Exercice proposé
Rédigez la suite du texte consacré à l'agriculture et à la gestion de l'eau dans le bassin Seine-Normandie, en reprenant immédiatement après sa dernière phrase.

**** Extrait à lire

Comment dépasser une prise en charge actuelle des enjeux environnementaux qui reste très soumise à un modèle technique, professionnel et politique hérité du mode de gestion de l’agriculture mis en place dans les années 1960 ? À l’heure où l’ensemble des observateurs — ceux du groupe de la Bussière et au-delà — s’accordent pour anticiper des ruptures dans ce domaine, il apparaît plus qu’opportun de replacer la problématique d’intervention dans le domaine de l’eau en lien avec l’agriculture pour anticiper des évolutions plausibles qui en affecteront les tenants et les aboutissants.

Sur le plan agricole, le bassin Seine-Normandie est engagé majoritairement dans un modèle très productif fondé sur les grandes cultures, avec des avantages comparatifs européens voire mondiaux marqués. Les tendances lourdes tendancielles vont plutôt dans le sens d’un renforcement de ce modèle.

Sur le plan social et territorial, les déterminants sont ambivalents avec d’un côté une métropole porteuse d’une demande sociale associée à la préservation d’espaces agricoles multifonctionnels et la production d’une nourriture de qualité, minimisant les risques sur la santé. De l’autre côté, le bassin est plutôt caractérisé par une faible densité de population rurale et, partant, un investissement social local « diffus », peu susceptible de rentrer en conflit avec le modèle agricole.

Au total, la situation sur le bassin est de nature à exacerber les tensions et les conflits à l’œuvre dans chacun des scénarios, avec des enjeux et des positionnements stratégiques pour les acteurs de l’eau qui varient significativement d’un scénario à l’autre.

Les quatre scénarios élaborés dans le cadre des travaux du groupe de la Bussière ont été construits en faisant des hypothèses contrastées sur les trois dimensions suivantes :

• comment s’exprime en 2025 la demande sociale d’environnement (sur quel thème, par quel réseau d’acteurs, à quel niveau géographique), et comment se traduit-elle en une régulation environnementale ?

• quel est le modèle agricole dominant en 2025 ?

********
**** Enregistrements fournis

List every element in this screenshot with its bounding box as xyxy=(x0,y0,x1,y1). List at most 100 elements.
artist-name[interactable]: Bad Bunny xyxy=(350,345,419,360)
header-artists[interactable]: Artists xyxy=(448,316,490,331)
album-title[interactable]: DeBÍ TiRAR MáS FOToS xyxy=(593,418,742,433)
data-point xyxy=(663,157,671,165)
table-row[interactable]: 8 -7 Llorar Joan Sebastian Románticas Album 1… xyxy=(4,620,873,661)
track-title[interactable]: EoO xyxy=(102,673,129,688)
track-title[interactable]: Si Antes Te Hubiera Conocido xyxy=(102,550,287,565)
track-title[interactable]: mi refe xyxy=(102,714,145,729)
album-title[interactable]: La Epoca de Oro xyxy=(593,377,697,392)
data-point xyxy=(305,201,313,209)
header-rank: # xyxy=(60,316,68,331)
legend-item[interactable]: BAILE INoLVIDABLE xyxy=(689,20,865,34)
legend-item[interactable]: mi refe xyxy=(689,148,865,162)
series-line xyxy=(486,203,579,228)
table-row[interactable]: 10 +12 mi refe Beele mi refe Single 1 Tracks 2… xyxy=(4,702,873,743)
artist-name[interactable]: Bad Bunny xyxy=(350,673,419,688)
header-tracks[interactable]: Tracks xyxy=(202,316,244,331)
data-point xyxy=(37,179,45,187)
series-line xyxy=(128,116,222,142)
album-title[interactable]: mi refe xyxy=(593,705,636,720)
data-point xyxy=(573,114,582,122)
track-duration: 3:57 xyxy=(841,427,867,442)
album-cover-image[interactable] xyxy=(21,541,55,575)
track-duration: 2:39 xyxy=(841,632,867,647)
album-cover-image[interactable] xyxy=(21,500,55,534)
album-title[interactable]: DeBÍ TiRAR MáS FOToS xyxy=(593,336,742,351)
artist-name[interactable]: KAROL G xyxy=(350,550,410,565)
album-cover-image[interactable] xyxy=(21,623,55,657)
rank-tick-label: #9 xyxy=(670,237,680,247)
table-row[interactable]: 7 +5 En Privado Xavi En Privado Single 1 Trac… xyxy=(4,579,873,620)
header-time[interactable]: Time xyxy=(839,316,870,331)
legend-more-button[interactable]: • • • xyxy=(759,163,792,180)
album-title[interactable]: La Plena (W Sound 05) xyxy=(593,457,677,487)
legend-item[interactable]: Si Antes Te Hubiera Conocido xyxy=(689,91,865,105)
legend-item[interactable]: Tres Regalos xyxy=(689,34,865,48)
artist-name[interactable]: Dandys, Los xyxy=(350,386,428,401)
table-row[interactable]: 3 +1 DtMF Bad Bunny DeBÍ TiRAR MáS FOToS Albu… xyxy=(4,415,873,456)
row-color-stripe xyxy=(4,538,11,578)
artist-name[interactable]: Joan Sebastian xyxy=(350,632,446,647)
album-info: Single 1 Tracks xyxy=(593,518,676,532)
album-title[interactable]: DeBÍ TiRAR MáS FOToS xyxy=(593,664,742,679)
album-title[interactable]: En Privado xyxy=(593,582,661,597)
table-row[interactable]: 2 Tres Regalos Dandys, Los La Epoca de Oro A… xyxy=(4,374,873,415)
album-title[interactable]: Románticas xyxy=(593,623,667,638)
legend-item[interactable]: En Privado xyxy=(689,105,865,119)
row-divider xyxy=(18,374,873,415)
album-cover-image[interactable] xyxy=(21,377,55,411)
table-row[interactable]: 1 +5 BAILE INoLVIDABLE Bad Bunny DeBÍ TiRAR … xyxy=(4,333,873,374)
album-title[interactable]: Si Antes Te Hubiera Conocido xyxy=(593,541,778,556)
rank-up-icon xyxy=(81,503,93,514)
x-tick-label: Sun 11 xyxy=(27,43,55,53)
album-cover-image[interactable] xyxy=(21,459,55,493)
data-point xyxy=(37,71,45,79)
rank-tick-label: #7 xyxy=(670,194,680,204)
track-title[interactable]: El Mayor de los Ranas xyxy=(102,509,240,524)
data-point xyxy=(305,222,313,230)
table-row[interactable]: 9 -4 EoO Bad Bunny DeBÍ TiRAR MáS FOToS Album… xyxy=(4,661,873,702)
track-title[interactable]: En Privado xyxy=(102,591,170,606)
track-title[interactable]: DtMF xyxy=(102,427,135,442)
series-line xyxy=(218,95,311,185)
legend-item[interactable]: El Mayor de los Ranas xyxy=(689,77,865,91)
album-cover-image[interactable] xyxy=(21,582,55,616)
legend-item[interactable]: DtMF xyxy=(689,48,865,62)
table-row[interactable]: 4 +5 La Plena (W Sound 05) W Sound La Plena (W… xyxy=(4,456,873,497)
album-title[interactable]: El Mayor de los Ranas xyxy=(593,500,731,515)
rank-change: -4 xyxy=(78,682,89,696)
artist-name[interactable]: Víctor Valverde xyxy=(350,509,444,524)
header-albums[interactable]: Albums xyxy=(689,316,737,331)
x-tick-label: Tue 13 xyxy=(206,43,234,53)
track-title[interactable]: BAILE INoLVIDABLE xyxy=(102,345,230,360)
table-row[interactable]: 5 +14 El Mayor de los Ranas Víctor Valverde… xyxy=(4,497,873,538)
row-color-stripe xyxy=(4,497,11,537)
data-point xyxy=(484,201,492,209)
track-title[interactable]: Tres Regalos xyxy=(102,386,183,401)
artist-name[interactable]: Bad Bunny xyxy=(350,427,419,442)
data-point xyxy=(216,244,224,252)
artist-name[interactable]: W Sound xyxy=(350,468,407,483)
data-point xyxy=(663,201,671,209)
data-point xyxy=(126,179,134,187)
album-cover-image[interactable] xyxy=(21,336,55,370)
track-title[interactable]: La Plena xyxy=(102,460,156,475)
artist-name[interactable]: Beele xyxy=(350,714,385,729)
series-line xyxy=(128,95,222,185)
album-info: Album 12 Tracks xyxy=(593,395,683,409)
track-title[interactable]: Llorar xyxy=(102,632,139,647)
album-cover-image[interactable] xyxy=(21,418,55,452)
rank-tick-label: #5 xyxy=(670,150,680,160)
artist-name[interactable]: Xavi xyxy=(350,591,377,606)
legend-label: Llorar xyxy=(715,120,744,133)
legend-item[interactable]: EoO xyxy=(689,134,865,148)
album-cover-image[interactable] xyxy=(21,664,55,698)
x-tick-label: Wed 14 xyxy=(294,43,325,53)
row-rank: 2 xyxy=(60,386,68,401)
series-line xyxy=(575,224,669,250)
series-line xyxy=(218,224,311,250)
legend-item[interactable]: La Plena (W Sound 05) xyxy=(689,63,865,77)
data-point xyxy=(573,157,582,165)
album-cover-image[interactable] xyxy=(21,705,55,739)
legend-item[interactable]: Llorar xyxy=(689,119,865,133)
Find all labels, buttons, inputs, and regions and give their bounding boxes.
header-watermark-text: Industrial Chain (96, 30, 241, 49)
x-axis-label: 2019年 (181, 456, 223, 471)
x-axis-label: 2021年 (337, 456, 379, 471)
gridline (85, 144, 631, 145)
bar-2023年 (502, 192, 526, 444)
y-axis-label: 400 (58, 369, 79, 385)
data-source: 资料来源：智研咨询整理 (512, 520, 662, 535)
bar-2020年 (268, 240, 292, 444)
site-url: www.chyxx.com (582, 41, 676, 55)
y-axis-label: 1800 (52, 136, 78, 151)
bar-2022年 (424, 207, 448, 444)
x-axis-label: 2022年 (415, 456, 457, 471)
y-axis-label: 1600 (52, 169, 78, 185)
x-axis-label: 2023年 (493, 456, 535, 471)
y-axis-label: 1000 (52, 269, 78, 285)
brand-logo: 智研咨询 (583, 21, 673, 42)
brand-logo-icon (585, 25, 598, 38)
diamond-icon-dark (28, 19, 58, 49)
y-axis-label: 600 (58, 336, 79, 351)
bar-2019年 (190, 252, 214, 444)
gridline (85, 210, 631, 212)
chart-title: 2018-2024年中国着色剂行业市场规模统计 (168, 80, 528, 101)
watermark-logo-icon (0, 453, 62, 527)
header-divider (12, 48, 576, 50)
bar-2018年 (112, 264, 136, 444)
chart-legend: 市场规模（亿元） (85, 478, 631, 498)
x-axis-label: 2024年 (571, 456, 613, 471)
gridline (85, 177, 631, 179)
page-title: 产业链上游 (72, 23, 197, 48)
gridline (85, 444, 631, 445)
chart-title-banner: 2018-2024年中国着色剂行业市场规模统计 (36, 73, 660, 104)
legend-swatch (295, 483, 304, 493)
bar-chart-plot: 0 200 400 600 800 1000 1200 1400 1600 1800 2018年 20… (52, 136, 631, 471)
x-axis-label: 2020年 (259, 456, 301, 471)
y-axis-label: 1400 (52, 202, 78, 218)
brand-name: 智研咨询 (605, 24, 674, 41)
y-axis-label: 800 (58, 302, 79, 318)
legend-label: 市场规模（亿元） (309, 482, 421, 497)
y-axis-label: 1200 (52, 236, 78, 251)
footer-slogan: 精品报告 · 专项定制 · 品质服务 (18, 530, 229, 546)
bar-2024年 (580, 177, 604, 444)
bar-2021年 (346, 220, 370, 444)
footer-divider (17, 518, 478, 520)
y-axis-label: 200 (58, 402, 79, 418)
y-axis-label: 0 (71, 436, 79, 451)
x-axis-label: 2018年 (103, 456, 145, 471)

********

Réponse attendue
• quelle est la logique d’usage de l’espace en 2025 ?

« La France des filières, l’environnement agro-efficace »

Le premier scénario décrit une situation où la priorité assignée à l’agriculture française, dans un contexte de compétitivité économique accru, est de conserver son rang comme leader agro-industriel en Europe.

L’agriculture est fortement intégrée dans un système agro-alimentaire dont les normes s’imposent aux producteurs. La demande environnementale s’exprime via les organisations de consommateurs, préoccupés par une garantie de sécurité sanitaire et alimentaire. Un cadre réglementaire fixe des objectifs pragmatiques concentrés sur la qualité des produits et sur les ressources en eau.

Il s’ensuit une adaptation essentiellement technologique aux problèmes environnementaux, axée sur une prise en charge des flux de polluants alors que, dans le même temps, les pressions sur l’espace s’accroissent. Le développement de agrocarburants à large échelle exprime le plus nettement l’offre environnementale émanant de l’agriculture.

Dans ce scénario, les contributions positives de l’agriculture en termes de paysage et de biodiversité n’interviennent que lorsque les produits agricoles portés par les filières peuvent valoriser une image environnementale. On s’oriente plutôt vers la constitution de petites « réserves » (zones Natura 2030) perdues dans un océan de médiocrité environnementale.

Il peut en découler des conflits latents, portés par les « perdants » de ce scénario : les environnementalistes – voire les distributeurs d’eau - qui exigent mieux qu’un environnement « aux normes ».

« L’agriculture duale : une partition environnementale »

Pour gérer cette tension entre recherche de productivité et environnement, le deuxième scénario envisage qu’en 2025 la séparation entre agriculture productive et agriculture générant des impacts environnementaux positifs est assumée pour conserver les deux "modèles".

Cette séparation se traduit dans tout l’espace européen et particulièrement en France. Mais la coexistence de ces deux types d’agriculture ne se fait pas spontanément : elle repose sur des politiques publiques et des réseaux d’acteurs qui gèrent un partage du territoire, fruit d’un compromis politique européen qui s’impose aux territoires.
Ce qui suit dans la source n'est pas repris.